TASK: Within the listing below, locate all lines containing the word "text". Copy each one.

(Excerpt from a dataset)
####################
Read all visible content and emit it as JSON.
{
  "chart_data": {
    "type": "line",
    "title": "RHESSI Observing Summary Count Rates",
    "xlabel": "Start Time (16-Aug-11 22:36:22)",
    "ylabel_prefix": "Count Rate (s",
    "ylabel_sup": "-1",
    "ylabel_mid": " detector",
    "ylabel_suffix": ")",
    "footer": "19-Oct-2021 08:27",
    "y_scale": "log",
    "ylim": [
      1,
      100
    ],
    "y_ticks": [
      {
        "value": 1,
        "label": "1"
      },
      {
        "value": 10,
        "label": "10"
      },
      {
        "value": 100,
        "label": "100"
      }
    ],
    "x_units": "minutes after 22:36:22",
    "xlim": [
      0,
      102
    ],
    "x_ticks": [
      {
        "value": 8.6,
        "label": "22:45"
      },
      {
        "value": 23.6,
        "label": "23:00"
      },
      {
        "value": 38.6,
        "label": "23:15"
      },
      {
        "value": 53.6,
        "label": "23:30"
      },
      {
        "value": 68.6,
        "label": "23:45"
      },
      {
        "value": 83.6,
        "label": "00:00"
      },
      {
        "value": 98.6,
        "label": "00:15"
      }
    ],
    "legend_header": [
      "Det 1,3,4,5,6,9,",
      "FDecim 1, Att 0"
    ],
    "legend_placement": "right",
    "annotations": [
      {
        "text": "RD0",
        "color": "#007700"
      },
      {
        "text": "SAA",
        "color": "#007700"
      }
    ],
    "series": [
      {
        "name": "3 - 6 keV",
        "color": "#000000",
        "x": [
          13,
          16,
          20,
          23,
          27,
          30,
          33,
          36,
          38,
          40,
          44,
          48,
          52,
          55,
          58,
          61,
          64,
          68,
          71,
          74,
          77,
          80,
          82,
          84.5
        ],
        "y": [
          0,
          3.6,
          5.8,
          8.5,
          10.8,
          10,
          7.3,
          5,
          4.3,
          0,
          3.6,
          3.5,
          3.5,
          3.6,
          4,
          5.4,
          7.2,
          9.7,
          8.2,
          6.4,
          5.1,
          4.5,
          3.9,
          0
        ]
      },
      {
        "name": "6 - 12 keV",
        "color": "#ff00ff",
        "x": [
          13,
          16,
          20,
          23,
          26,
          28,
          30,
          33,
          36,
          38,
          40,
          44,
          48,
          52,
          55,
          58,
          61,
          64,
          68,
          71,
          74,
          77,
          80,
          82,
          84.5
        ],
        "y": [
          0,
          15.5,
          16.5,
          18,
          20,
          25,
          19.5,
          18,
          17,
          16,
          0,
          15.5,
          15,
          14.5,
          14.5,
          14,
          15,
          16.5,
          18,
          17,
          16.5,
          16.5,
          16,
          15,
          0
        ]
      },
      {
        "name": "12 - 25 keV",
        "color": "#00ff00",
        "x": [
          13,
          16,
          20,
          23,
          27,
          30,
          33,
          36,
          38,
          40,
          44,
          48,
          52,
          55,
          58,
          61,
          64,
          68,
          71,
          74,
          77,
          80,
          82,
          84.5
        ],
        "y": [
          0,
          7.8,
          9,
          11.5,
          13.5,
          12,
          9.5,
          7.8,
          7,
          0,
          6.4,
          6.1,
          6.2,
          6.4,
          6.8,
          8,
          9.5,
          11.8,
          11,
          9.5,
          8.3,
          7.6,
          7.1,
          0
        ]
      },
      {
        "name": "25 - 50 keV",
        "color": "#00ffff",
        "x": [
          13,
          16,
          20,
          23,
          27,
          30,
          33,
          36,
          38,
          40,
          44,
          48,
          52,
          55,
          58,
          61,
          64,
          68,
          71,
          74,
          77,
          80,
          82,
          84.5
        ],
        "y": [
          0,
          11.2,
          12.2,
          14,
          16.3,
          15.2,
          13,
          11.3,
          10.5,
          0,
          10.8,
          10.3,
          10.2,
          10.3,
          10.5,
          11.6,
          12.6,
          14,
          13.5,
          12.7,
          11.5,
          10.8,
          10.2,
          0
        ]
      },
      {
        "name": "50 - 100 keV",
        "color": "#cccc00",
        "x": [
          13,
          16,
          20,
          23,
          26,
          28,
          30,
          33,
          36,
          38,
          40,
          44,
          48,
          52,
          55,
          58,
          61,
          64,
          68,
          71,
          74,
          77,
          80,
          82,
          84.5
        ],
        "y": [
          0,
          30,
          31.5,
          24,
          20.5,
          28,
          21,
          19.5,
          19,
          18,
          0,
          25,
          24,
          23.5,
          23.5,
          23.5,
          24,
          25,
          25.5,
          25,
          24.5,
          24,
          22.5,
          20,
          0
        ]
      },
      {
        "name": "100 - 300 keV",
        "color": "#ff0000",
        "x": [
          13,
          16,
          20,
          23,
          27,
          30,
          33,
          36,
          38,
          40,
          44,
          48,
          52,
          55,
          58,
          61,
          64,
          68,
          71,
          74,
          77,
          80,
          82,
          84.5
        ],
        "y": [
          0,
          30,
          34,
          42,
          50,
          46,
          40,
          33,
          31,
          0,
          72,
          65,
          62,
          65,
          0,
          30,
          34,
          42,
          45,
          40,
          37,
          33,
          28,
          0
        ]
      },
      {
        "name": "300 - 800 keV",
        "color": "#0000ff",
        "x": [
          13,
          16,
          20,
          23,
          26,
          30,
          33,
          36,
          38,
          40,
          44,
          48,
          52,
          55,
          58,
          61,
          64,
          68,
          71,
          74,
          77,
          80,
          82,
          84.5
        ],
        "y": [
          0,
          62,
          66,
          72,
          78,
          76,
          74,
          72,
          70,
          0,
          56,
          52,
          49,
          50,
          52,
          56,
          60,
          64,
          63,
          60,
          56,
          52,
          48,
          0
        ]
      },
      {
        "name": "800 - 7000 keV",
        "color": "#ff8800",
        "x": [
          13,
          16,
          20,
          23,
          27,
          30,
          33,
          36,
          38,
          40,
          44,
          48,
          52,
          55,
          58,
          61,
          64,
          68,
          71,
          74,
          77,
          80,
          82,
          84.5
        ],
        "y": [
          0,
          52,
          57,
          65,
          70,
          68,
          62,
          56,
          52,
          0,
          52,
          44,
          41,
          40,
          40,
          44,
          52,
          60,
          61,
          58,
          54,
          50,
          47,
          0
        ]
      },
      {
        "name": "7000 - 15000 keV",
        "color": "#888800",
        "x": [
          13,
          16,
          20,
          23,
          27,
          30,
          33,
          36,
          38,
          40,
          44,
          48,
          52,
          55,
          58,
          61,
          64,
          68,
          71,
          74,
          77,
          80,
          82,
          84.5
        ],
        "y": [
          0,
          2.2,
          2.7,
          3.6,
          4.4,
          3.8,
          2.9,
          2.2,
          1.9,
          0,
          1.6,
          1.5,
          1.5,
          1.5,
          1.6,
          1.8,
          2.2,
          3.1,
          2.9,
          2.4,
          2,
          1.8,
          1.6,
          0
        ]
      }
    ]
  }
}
####################
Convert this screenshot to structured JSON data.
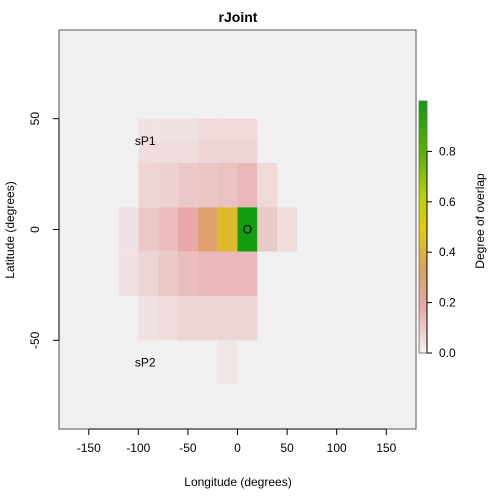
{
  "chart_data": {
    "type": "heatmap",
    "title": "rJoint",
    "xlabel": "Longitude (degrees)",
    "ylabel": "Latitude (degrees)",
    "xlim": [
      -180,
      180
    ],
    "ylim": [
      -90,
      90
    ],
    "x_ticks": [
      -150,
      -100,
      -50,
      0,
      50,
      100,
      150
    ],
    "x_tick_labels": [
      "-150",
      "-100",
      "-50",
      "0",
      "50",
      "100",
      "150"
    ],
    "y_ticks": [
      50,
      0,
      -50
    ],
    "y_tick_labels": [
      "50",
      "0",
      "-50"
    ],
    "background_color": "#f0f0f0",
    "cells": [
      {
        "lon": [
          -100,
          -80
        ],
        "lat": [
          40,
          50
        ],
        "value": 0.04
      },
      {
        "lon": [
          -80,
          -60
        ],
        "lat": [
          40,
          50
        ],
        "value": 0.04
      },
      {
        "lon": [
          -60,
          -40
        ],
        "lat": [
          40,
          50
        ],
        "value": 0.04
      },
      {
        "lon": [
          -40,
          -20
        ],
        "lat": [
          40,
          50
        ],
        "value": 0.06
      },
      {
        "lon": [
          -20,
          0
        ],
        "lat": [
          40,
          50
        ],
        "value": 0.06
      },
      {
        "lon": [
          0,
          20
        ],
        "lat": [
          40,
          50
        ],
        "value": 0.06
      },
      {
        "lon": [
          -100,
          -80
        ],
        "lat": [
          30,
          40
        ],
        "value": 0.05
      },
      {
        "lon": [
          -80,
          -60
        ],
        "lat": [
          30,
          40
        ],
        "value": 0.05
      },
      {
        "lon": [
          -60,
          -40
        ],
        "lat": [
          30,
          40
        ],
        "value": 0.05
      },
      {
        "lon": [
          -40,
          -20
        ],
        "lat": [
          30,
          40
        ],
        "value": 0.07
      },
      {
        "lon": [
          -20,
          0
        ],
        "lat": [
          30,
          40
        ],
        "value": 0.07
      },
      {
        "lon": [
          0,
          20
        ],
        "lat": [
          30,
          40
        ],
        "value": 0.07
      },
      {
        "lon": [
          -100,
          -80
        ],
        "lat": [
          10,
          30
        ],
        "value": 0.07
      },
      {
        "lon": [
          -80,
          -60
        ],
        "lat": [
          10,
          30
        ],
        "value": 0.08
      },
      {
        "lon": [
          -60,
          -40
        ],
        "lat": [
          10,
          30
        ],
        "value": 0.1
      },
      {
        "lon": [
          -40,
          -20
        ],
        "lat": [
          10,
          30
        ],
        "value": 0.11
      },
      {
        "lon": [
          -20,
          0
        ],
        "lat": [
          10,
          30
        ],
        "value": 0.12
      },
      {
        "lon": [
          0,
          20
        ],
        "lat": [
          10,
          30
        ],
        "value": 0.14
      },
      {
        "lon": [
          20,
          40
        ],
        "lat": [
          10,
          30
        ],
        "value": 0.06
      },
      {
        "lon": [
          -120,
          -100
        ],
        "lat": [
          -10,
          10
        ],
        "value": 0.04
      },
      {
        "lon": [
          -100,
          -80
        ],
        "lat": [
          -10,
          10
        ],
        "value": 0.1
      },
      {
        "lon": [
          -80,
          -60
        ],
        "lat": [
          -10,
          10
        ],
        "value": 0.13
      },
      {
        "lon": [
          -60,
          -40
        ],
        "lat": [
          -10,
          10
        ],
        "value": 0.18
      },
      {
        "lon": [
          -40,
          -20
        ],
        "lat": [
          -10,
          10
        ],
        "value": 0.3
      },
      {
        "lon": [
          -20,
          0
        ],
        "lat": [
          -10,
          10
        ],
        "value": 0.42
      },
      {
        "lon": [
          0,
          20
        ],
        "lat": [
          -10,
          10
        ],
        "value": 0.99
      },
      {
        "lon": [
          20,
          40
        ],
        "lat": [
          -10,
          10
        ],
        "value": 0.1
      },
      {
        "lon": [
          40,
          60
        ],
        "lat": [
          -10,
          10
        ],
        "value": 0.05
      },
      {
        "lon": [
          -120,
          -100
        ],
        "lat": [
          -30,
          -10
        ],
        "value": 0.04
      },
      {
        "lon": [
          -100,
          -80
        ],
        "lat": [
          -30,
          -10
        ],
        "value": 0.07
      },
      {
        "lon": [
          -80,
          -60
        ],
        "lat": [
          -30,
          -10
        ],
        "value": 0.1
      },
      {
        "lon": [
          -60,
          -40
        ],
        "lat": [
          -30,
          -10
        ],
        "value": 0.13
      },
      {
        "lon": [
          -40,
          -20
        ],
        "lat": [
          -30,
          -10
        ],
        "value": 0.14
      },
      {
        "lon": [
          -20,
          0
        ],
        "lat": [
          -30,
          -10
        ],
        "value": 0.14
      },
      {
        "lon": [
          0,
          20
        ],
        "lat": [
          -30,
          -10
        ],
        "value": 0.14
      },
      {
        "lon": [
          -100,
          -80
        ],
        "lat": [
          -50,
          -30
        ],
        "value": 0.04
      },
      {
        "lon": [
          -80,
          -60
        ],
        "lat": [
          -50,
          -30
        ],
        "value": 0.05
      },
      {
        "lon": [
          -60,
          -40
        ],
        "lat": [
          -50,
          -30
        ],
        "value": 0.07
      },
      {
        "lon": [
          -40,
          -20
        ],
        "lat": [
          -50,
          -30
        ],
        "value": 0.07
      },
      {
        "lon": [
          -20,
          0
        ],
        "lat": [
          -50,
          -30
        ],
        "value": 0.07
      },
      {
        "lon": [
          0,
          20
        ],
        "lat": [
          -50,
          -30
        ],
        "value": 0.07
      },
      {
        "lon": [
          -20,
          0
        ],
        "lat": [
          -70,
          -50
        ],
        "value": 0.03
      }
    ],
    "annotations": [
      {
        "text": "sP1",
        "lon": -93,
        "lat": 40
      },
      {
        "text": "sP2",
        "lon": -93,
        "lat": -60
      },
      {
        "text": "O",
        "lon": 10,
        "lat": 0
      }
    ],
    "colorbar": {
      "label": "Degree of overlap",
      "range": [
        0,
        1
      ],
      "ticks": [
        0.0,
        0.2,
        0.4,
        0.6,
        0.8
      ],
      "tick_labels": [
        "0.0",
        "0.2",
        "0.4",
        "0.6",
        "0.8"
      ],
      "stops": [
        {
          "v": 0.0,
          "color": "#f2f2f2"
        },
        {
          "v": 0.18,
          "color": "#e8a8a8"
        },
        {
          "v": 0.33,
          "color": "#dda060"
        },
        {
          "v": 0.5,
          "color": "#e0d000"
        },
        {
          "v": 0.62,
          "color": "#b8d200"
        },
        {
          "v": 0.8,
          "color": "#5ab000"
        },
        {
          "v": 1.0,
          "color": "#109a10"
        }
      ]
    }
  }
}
####################
REPLY:
        "text": "RD0",
        "text": "SAA",
        "text": "sP1",
        "text": "sP2",
        "text": "O",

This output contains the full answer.